## INSTRUCTIONS FOR THE TASK
Search the records that follow and extract every line containing the string "выбор".

## Stored data entries
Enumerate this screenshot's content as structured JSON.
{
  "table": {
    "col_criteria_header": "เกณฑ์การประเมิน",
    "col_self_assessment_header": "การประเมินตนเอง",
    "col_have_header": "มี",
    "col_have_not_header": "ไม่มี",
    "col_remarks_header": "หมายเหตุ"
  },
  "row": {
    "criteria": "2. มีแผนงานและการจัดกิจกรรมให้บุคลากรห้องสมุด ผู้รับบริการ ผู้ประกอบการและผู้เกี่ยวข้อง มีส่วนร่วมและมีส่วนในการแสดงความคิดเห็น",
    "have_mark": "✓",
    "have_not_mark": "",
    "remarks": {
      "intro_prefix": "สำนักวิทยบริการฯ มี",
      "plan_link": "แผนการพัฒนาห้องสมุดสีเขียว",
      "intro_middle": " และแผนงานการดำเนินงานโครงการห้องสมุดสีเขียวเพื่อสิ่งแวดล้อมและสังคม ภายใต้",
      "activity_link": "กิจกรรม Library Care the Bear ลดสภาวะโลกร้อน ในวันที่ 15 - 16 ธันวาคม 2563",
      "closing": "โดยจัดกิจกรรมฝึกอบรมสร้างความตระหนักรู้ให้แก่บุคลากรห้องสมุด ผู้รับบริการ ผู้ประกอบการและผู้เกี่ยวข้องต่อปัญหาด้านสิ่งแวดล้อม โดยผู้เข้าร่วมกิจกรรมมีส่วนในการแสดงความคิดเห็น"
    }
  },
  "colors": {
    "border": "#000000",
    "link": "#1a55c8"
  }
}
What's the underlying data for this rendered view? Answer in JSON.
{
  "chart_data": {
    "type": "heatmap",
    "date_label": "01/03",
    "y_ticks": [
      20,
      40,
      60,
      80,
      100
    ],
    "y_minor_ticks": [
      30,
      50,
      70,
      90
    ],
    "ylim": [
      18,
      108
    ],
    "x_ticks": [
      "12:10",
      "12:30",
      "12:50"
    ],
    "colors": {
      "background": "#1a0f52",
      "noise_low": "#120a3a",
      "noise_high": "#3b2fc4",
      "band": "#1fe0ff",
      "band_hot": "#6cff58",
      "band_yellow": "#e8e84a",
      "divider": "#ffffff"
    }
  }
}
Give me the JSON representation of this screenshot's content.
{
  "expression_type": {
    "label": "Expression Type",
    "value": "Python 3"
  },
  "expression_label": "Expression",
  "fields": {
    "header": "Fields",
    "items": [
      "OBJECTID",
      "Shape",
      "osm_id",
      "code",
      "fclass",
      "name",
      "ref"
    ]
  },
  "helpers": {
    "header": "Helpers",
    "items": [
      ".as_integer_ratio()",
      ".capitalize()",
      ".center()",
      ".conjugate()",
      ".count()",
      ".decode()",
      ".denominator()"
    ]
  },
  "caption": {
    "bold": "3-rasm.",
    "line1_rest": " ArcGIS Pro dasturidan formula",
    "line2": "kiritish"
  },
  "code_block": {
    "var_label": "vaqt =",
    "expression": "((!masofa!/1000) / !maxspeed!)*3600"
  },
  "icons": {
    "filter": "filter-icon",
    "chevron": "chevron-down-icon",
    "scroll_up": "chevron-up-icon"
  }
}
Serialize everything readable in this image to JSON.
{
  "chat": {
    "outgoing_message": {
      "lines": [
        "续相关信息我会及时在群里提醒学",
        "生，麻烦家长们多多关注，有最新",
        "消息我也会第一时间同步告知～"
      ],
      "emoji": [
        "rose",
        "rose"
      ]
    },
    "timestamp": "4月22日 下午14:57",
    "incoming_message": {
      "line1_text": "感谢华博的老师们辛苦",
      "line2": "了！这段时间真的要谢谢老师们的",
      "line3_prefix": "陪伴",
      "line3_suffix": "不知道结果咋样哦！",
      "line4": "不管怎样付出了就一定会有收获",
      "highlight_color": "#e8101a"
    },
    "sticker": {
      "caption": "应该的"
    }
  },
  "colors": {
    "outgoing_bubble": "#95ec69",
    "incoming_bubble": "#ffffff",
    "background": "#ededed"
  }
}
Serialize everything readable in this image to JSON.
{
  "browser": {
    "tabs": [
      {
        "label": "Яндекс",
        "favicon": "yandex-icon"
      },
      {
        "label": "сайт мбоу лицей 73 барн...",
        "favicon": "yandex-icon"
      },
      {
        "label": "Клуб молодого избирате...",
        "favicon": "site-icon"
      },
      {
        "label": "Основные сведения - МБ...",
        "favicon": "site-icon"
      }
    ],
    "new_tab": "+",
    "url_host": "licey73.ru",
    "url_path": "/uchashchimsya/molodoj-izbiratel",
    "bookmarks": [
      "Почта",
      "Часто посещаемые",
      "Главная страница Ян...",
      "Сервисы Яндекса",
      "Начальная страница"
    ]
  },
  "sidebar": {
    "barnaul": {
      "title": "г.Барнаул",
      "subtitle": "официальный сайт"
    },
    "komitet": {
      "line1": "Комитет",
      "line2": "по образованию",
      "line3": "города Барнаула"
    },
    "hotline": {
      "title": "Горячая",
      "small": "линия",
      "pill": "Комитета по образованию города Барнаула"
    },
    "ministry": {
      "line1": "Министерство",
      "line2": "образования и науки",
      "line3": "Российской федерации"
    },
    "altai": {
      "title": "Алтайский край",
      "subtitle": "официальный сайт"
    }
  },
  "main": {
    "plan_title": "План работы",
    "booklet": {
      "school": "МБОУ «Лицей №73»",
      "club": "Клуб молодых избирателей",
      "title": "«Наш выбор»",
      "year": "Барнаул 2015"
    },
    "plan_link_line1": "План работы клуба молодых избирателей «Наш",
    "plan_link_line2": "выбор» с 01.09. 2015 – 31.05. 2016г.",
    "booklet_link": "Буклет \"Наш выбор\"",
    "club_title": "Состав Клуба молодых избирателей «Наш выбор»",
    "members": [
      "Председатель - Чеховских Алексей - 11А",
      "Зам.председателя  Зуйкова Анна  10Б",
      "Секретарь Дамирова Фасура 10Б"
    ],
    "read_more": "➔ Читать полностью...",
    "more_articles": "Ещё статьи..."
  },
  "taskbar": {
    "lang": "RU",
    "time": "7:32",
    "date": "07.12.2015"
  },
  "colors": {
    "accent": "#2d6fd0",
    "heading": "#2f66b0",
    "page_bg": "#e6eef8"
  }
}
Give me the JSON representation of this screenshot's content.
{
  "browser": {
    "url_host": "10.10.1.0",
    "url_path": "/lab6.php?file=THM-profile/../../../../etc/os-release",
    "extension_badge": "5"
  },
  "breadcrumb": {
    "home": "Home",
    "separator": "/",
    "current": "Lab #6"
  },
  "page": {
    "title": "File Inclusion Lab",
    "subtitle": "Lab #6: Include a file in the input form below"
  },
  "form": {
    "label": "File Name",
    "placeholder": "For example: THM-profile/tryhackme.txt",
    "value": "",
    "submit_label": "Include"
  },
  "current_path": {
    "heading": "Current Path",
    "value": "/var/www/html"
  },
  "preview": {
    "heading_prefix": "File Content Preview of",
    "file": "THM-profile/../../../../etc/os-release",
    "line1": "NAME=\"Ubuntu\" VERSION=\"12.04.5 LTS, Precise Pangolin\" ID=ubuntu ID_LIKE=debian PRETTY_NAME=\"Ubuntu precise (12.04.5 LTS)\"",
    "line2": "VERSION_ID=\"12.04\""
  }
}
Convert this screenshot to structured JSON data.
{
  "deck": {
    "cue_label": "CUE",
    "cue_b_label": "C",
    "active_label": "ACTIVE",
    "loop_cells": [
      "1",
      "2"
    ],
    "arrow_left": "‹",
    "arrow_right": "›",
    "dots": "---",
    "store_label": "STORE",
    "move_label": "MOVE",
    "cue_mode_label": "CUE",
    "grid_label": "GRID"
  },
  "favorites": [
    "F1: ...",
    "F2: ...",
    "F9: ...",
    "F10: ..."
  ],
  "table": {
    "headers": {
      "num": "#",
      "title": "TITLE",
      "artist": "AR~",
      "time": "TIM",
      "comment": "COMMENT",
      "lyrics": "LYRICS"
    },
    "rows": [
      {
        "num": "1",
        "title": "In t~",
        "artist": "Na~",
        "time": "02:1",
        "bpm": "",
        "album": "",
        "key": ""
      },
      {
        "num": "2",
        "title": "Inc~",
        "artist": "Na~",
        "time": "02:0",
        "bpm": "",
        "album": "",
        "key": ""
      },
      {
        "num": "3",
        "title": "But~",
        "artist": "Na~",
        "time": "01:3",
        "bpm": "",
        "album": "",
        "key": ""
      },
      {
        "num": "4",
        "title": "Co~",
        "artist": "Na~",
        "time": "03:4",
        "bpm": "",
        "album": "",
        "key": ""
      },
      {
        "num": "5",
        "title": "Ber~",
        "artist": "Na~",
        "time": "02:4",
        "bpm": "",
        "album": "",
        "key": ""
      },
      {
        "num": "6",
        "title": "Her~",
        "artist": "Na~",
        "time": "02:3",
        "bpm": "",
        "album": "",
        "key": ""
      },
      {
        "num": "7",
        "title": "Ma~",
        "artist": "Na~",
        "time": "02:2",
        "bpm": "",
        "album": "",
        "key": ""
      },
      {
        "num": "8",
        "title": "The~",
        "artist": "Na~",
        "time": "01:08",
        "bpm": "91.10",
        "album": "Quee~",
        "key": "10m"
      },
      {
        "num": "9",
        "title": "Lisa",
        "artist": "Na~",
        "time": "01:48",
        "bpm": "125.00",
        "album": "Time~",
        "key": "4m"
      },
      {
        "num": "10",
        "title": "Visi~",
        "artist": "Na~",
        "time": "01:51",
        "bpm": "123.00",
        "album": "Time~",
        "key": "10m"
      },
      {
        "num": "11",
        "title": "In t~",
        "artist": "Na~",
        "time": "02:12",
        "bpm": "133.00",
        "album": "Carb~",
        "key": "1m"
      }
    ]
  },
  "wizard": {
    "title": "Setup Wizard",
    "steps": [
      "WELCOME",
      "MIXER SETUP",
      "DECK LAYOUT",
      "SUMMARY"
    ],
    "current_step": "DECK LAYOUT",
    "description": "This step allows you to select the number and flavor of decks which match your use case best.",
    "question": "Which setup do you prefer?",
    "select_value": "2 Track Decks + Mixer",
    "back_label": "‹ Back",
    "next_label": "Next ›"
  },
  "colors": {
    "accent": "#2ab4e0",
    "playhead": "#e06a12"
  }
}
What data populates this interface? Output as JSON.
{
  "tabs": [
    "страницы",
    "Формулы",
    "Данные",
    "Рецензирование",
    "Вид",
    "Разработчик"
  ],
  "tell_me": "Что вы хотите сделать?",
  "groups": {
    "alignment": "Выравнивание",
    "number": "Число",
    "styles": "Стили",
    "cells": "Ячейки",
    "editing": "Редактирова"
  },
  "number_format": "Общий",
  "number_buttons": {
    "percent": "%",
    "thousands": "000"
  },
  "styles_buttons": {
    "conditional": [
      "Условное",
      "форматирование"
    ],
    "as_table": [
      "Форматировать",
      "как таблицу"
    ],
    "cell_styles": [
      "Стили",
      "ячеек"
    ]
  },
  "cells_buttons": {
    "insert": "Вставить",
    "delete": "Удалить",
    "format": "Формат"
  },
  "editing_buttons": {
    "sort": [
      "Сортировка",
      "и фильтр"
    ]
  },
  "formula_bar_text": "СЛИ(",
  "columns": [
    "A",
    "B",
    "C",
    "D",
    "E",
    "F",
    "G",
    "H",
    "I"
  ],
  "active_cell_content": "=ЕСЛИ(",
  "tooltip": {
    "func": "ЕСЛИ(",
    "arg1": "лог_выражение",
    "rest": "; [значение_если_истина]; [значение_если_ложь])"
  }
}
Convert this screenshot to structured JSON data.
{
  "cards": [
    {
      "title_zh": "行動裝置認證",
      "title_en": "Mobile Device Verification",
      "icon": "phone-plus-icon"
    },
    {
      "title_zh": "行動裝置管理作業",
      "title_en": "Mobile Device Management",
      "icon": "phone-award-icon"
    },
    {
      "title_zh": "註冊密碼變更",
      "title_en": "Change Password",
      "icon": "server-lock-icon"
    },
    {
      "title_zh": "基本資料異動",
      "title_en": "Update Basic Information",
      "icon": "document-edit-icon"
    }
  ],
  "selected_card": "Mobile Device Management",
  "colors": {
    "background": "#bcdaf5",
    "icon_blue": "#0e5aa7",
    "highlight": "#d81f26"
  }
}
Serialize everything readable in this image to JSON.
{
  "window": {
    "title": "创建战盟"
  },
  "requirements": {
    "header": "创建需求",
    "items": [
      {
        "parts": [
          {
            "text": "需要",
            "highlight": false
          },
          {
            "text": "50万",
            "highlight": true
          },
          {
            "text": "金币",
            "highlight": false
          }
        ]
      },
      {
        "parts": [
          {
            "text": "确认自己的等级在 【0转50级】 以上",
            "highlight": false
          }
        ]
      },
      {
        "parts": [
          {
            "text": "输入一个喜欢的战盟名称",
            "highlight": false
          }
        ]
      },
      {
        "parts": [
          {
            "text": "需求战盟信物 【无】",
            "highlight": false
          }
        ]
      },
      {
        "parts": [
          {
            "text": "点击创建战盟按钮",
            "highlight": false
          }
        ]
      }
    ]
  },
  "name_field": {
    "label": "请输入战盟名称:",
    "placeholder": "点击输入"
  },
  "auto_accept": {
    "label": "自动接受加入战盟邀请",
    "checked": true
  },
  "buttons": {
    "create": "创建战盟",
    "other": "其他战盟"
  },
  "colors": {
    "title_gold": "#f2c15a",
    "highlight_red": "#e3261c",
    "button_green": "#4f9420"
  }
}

## RESULT BELOW
      "title": "«Наш выбор»",
    "plan_link_line2": "выбор» с 01.09. 2015 – 31.05. 2016г.",
    "booklet_link": "Буклет \"Наш выбор\"",
    "club_title": "Состав Клуба молодых избирателей «Наш выбор»",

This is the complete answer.